*** DATA
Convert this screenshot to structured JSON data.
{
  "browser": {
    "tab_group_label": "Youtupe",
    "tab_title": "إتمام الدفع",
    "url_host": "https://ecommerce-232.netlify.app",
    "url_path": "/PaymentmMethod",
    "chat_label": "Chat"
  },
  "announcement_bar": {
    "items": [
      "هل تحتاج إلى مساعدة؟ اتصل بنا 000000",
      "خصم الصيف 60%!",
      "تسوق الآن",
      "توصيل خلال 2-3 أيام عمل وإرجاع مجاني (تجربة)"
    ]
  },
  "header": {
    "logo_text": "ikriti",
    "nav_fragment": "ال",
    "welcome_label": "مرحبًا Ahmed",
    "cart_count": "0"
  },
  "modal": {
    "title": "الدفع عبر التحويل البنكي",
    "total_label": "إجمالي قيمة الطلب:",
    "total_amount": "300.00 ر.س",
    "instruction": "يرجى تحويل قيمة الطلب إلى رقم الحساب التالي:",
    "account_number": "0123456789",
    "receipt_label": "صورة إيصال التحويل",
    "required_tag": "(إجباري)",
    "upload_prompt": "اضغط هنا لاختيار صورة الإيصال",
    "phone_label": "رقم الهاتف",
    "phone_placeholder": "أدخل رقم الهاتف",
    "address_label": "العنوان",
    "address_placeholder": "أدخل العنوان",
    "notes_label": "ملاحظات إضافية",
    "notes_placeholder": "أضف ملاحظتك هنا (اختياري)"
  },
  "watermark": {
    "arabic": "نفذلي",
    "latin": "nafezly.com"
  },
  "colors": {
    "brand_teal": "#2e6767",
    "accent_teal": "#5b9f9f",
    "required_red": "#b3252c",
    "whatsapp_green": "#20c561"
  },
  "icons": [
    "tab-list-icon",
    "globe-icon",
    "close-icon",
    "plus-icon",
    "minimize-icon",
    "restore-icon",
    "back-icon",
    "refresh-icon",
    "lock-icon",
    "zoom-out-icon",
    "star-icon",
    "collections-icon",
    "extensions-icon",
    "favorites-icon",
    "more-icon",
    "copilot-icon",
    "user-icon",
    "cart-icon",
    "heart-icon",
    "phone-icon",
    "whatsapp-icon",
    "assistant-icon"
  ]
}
******
(AIM): Using the records above, copy every line that has the word "التحويل" in it.

(EXERCISE ANSWER):
    "title": "الدفع عبر التحويل البنكي",
    "receipt_label": "صورة إيصال التحويل",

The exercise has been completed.